▶ _Excerpt to read_
☆ ☆ ☆
ROAD MAP ON THE TABLE
Just days after landing on an American aircraft carrier to declare that the short war in Iraq was basically over, US President George Bush formally presented the Road Map peace plan to Israeli Prime Minister Ariel Sharon. The presentation, via the US ambassador to Israel, occurred on April 29—which just happened to be Israel’s annual Holocaust Memorial Day. Some Israel commentators wondered if that “coincidence” did not signal that the Road Map, if fully implemented as presented, would lead to yet another catastrophe for the beleaguered Jewish people who have been gathering in their ancient biblical homeland since the late 1800’s.
In announcing that the Road Map was now officially on the table, President Bush repeated earlier statements that he is “personally committed” to seeing that it is fully implemented. He said the three other sponsors—the European Union, the United Nations and Russia—were equally insistent that both Israel and the Palestinians “follow its path to lasting peace.”
Fresh off of his lightning victory over Saddam, the US leader made clear that no significant alterations would be allowed in the four-page peace plan. This was later reiterated by Secretary of State Colin Powell, who said during a visit to Jerusalem that the Road Map was basically a “take it or leave it” document. He added that the four international co-sponsors, the so-called “Quartet,” would “listen to some suggestions” from the opposing sides of the Israeli-Palestinian conflict, but would not “engage in endless negotiations” over the plan.
MIXED FEELINGS
Israeli leaders have decidedly mixed feelings about the internationally inspired plan to resolve the long and bitter Arab-Israeli conflict, even though it was officially approved by Sharon after specific American security guarantees were issued to him in late May. While welcoming its emphasis on a complete end to Palestinian violence and “free elections” for an “independent, democratic and viable Palestinian state,” they are less than enthused by its implied call for a total Israeli withdrawal from “territory occupied in 1967.” They are also not thrilled by the suggested “return” of at least some Palestinian refugees and their offspring to family homes inside of Israel’s pre-1967 borders (most of the pre-1948 single dwelling homes have long ago been replaced by apartment buildings). Almost every Israeli political party, including the far left Meretz party, agrees that such a move would spell the end of Israel as a Jewish-led state—which could be precisely what Arafat and company are aiming for in making their “right of return” demand.
☆ ☆ ☆
▶ _Dataset section_

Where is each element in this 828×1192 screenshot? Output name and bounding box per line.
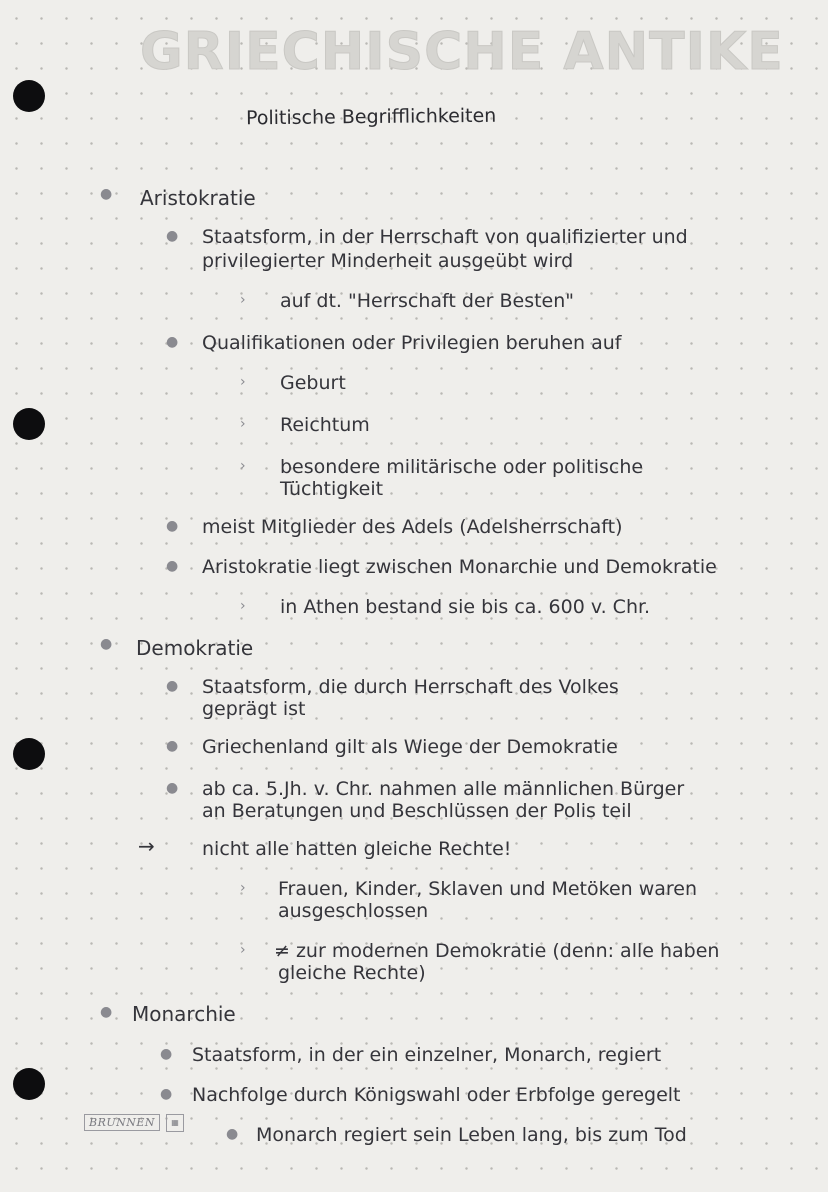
☆ ☆ ☆
▶ _Problems_
**a)** Output the passage of the Road Map article between "Fresh off of" and "over the plan.", inclusive.
**b)** In the Road Map article, which three sponsors besides the United States does President Bush name?
**c)** Extend the Road Map article, picking up after its final sentence.
The listing comes from a different source than the Road Map article.

▶ _Task-by-task results_
**a)**
Fresh off of his lightning victory over Saddam, the US leader made clear that no significant alterations would be allowed in the four-page peace plan. This was later reiterated by Secretary of State Colin Powell, who said during a visit to Jerusalem that the Road Map was basically a “take it or leave it” document. He added that the four international co-sponsors, the so-called “Quartet,” would “listen to some suggestions” from the opposing sides of the Israeli-Palestinian conflict, but would not “engage in endless negotiations” over the plan.

**b)** The European Union, the United Nations and Russia.

**c)**
The Palestinian leadership had fewer objections to the internationally imposed final solution. Israeli pundits said this was mainly because the Road Map basically repeats the failed 1993 Oslo peace formula of demanding tangible and risky land transfers by Israel in exchange for mere promises of a permanent end to Palestinian violence. Therefore, the Palestinians can gain control over most, if not all of the land they demand (over 40% was already transferred to Arafat’s Palestinian Authority as part of the Oslo “land for peace” process), even if their weapons are only temporarily put away for the duration of the withdrawal process.
PM Sharon stated in April that he and his government were ready to make “painful concessions” for the sake of lasting peace. He made clear that this meant the evacuation of many Jewish communities built inside Judaism’s biblical heartland since 1967. However, critics of the Road Map, including some cabinet ministers from his own Likud party, pointed out that the Quartet plan seems to demand a complete Israeli withdrawal from every inch of land captured during the Arab-initiated Six Day war, including the eastern half of Jerusalem with its sacred Temple Mount. Sharon has repeatedly pledged to hold on to the Jewish people’s most hallowed ground, along with the rest of Israel’s “eternal and undivided capital city.”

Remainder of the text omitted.